• [Given task]
Each entry below is to be transcribed exactly.

• [Data rows]
□ □ □ □ □ □ □

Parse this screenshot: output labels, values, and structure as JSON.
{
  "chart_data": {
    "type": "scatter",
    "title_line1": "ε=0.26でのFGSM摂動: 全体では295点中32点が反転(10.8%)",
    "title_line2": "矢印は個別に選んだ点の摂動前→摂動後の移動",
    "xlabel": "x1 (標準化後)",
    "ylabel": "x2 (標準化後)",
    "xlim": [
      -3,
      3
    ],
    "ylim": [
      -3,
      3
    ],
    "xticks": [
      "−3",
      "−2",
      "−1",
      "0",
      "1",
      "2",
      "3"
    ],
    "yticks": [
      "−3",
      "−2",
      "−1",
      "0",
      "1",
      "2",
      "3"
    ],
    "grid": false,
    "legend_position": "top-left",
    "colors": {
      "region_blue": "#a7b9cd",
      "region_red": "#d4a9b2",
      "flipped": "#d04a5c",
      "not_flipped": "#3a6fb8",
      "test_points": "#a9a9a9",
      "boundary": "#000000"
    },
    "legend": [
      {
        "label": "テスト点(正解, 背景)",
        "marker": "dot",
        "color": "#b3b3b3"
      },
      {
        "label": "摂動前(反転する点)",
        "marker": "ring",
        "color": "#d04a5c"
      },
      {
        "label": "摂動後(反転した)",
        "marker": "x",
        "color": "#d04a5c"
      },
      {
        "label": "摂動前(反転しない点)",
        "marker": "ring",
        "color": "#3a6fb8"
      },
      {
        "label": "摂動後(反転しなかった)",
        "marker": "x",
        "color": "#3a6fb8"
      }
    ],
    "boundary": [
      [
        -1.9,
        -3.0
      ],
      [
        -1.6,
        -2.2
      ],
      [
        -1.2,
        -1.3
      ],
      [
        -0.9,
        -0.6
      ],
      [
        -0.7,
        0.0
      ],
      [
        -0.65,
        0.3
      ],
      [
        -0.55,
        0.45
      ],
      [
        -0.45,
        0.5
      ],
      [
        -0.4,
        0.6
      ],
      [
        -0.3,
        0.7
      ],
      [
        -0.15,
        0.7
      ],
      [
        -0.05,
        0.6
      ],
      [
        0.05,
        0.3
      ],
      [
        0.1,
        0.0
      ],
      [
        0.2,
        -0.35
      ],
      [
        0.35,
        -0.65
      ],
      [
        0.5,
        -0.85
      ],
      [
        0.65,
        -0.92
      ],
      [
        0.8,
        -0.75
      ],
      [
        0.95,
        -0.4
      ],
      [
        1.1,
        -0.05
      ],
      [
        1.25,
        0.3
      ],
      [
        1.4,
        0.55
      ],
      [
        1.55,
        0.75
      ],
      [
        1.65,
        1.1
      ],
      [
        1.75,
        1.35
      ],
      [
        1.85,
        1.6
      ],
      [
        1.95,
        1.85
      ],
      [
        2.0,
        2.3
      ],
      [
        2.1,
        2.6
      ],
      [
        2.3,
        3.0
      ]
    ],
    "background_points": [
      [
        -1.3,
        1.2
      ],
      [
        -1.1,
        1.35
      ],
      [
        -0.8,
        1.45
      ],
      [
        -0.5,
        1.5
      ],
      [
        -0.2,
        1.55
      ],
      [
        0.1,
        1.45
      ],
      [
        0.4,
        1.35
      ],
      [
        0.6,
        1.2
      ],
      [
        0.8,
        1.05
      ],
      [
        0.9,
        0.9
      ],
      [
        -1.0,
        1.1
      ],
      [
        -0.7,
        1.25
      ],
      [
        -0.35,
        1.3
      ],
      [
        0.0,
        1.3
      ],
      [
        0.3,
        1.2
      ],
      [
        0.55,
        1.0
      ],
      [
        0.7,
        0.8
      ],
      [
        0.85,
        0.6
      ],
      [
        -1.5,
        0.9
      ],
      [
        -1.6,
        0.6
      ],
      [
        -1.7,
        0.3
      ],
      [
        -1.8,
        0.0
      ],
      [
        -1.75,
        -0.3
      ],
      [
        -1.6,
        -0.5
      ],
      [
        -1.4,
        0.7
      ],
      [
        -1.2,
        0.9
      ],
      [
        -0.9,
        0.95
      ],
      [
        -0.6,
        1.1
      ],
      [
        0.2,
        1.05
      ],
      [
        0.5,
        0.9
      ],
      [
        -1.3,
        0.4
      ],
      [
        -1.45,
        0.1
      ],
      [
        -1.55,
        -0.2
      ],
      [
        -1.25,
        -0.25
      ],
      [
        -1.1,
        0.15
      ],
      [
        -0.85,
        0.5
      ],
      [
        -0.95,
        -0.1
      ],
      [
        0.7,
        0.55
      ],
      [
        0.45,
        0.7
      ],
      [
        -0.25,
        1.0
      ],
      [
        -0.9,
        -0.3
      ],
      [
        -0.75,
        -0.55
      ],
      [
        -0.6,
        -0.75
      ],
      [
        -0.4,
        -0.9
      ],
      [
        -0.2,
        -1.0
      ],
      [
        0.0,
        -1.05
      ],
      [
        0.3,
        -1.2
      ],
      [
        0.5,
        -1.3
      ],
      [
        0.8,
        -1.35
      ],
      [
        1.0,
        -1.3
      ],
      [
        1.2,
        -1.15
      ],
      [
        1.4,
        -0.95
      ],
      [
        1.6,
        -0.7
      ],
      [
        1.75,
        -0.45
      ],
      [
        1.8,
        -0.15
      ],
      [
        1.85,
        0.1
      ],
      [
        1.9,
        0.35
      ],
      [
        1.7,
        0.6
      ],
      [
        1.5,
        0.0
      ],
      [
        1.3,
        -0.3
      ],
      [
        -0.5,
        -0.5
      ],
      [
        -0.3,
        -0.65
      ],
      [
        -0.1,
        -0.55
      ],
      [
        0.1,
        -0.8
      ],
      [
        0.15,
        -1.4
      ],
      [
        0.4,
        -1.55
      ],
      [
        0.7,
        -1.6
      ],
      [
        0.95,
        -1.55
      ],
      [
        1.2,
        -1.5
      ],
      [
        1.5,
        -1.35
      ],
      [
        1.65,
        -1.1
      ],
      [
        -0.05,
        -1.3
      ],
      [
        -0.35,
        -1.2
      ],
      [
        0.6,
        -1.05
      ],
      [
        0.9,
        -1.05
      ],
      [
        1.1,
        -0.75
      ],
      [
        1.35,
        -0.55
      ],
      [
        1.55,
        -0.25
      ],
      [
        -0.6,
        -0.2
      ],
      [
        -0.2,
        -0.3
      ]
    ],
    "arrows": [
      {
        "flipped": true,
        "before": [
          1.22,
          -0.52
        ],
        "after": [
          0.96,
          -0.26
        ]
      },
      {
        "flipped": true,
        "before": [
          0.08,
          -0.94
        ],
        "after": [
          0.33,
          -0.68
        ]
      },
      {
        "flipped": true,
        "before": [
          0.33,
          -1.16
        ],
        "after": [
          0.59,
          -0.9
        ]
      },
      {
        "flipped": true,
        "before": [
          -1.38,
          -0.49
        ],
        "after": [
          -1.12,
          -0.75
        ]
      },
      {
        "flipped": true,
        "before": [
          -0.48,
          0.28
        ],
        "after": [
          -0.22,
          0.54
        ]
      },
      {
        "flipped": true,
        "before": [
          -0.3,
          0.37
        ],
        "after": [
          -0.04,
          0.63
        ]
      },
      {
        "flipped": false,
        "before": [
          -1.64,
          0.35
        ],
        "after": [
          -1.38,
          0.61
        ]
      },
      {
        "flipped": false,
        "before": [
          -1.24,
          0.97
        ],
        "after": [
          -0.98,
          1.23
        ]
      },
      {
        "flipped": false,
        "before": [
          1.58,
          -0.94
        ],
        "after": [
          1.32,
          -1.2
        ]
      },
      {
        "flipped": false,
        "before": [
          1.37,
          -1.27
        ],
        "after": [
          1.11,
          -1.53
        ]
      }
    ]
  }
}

□ □ □ □ □ □ □

• [Full solution]
Parse this screenshot: output labels, values, and structure as JSON.
{
  "chart_data": {
    "type": "scatter",
    "title_line1": "ε=0.26でのFGSM摂動: 全体では295点中32点が反転(10.8%)",
    "title_line2": "矢印は個別に選んだ点の摂動前→摂動後の移動",
    "xlabel": "x1 (標準化後)",
    "ylabel": "x2 (標準化後)",
    "xlim": [
      -3,
      3
    ],
    "ylim": [
      -3,
      3
    ],
    "xticks": [
      "−3",
      "−2",
      "−1",
      "0",
      "1",
      "2",
      "3"
    ],
    "yticks": [
      "−3",
      "−2",
      "−1",
      "0",
      "1",
      "2",
      "3"
    ],
    "grid": false,
    "legend_position": "top-left",
    "colors": {
      "region_blue": "#a7b9cd",
      "region_red": "#d4a9b2",
      "flipped": "#d04a5c",
      "not_flipped": "#3a6fb8",
      "test_points": "#a9a9a9",
      "boundary": "#000000"
    },
    "legend": [
      {
        "label": "テスト点(正解, 背景)",
        "marker": "dot",
        "color": "#b3b3b3"
      },
      {
        "label": "摂動前(反転する点)",
        "marker": "ring",
        "color": "#d04a5c"
      },
      {
        "label": "摂動後(反転した)",
        "marker": "x",
        "color": "#d04a5c"
      },
      {
        "label": "摂動前(反転しない点)",
        "marker": "ring",
        "color": "#3a6fb8"
      },
      {
        "label": "摂動後(反転しなかった)",
        "marker": "x",
        "color": "#3a6fb8"
      }
    ],
    "boundary": [
      [
        -1.9,
        -3.0
      ],
      [
        -1.6,
        -2.2
      ],
      [
        -1.2,
        -1.3
      ],
      [
        -0.9,
        -0.6
      ],
      [
        -0.7,
        0.0
      ],
      [
        -0.65,
        0.3
      ],
      [
        -0.55,
        0.45
      ],
      [
        -0.45,
        0.5
      ],
      [
        -0.4,
        0.6
      ],
      [
        -0.3,
        0.7
      ],
      [
        -0.15,
        0.7
      ],
      [
        -0.05,
        0.6
      ],
      [
        0.05,
        0.3
      ],
      [
        0.1,
        0.0
      ],
      [
        0.2,
        -0.35
      ],
      [
        0.35,
        -0.65
      ],
      [
        0.5,
        -0.85
      ],
      [
        0.65,
        -0.92
      ],
      [
        0.8,
        -0.75
      ],
      [
        0.95,
        -0.4
      ],
      [
        1.1,
        -0.05
      ],
      [
        1.25,
        0.3
      ],
      [
        1.4,
        0.55
      ],
      [
        1.55,
        0.75
      ],
      [
        1.65,
        1.1
      ],
      [
        1.75,
        1.35
      ],
      [
        1.85,
        1.6
      ],
      [
        1.95,
        1.85
      ],
      [
        2.0,
        2.3
      ],
      [
        2.1,
        2.6
      ],
      [
        2.3,
        3.0
      ]
    ],
    "background_points": [
      [
        -1.3,
        1.2
      ],
      [
        -1.1,
        1.35
      ],
      [
        -0.8,
        1.45
      ],
      [
        -0.5,
        1.5
      ],
      [
        -0.2,
        1.55
      ],
      [
        0.1,
        1.45
      ],
      [
        0.4,
        1.35
      ],
      [
        0.6,
        1.2
      ],
      [
        0.8,
        1.05
      ],
      [
        0.9,
        0.9
      ],
      [
        -1.0,
        1.1
      ],
      [
        -0.7,
        1.25
      ],
      [
        -0.35,
        1.3
      ],
      [
        0.0,
        1.3
      ],
      [
        0.3,
        1.2
      ],
      [
        0.55,
        1.0
      ],
      [
        0.7,
        0.8
      ],
      [
        0.85,
        0.6
      ],
      [
        -1.5,
        0.9
      ],
      [
        -1.6,
        0.6
      ],
      [
        -1.7,
        0.3
      ],
      [
        -1.8,
        0.0
      ],
      [
        -1.75,
        -0.3
      ],
      [
        -1.6,
        -0.5
      ],
      [
        -1.4,
        0.7
      ],
      [
        -1.2,
        0.9
      ],
      [
        -0.9,
        0.95
      ],
      [
        -0.6,
        1.1
      ],
      [
        0.2,
        1.05
      ],
      [
        0.5,
        0.9
      ],
      [
        -1.3,
        0.4
      ],
      [
        -1.45,
        0.1
      ],
      [
        -1.55,
        -0.2
      ],
      [
        -1.25,
        -0.25
      ],
      [
        -1.1,
        0.15
      ],
      [
        -0.85,
        0.5
      ],
      [
        -0.95,
        -0.1
      ],
      [
        0.7,
        0.55
      ],
      [
        0.45,
        0.7
      ],
      [
        -0.25,
        1.0
      ],
      [
        -0.9,
        -0.3
      ],
      [
        -0.75,
        -0.55
      ],
      [
        -0.6,
        -0.75
      ],
      [
        -0.4,
        -0.9
      ],
      [
        -0.2,
        -1.0
      ],
      [
        0.0,
        -1.05
      ],
      [
        0.3,
        -1.2
      ],
      [
        0.5,
        -1.3
      ],
      [
        0.8,
        -1.35
      ],
      [
        1.0,
        -1.3
      ],
      [
        1.2,
        -1.15
      ],
      [
        1.4,
        -0.95
      ],
      [
        1.6,
        -0.7
      ],
      [
        1.75,
        -0.45
      ],
      [
        1.8,
        -0.15
      ],
      [
        1.85,
        0.1
      ],
      [
        1.9,
        0.35
      ],
      [
        1.7,
        0.6
      ],
      [
        1.5,
        0.0
      ],
      [
        1.3,
        -0.3
      ],
      [
        -0.5,
        -0.5
      ],
      [
        -0.3,
        -0.65
      ],
      [
        -0.1,
        -0.55
      ],
      [
        0.1,
        -0.8
      ],
      [
        0.15,
        -1.4
      ],
      [
        0.4,
        -1.55
      ],
      [
        0.7,
        -1.6
      ],
      [
        0.95,
        -1.55
      ],
      [
        1.2,
        -1.5
      ],
      [
        1.5,
        -1.35
      ],
      [
        1.65,
        -1.1
      ],
      [
        -0.05,
        -1.3
      ],
      [
        -0.35,
        -1.2
      ],
      [
        0.6,
        -1.05
      ],
      [
        0.9,
        -1.05
      ],
      [
        1.1,
        -0.75
      ],
      [
        1.35,
        -0.55
      ],
      [
        1.55,
        -0.25
      ],
      [
        -0.6,
        -0.2
      ],
      [
        -0.2,
        -0.3
      ]
    ],
    "arrows": [
      {
        "flipped": true,
        "before": [
          1.22,
          -0.52
        ],
        "after": [
          0.96,
          -0.26
        ]
      },
      {
        "flipped": true,
        "before": [
          0.08,
          -0.94
        ],
        "after": [
          0.33,
          -0.68
        ]
      },
      {
        "flipped": true,
        "before": [
          0.33,
          -1.16
        ],
        "after": [
          0.59,
          -0.9
        ]
      },
      {
        "flipped": true,
        "before": [
          -1.38,
          -0.49
        ],
        "after": [
          -1.12,
          -0.75
        ]
      },
      {
        "flipped": true,
        "before": [
          -0.48,
          0.28
        ],
        "after": [
          -0.22,
          0.54
        ]
      },
      {
        "flipped": true,
        "before": [
          -0.3,
          0.37
        ],
        "after": [
          -0.04,
          0.63
        ]
      },
      {
        "flipped": false,
        "before": [
          -1.64,
          0.35
        ],
        "after": [
          -1.38,
          0.61
        ]
      },
      {
        "flipped": false,
        "before": [
          -1.24,
          0.97
        ],
        "after": [
          -0.98,
          1.23
        ]
      },
      {
        "flipped": false,
        "before": [
          1.58,
          -0.94
        ],
        "after": [
          1.32,
          -1.2
        ]
      },
      {
        "flipped": false,
        "before": [
          1.37,
          -1.27
        ],
        "after": [
          1.11,
          -1.53
        ]
      }
    ]
  }
}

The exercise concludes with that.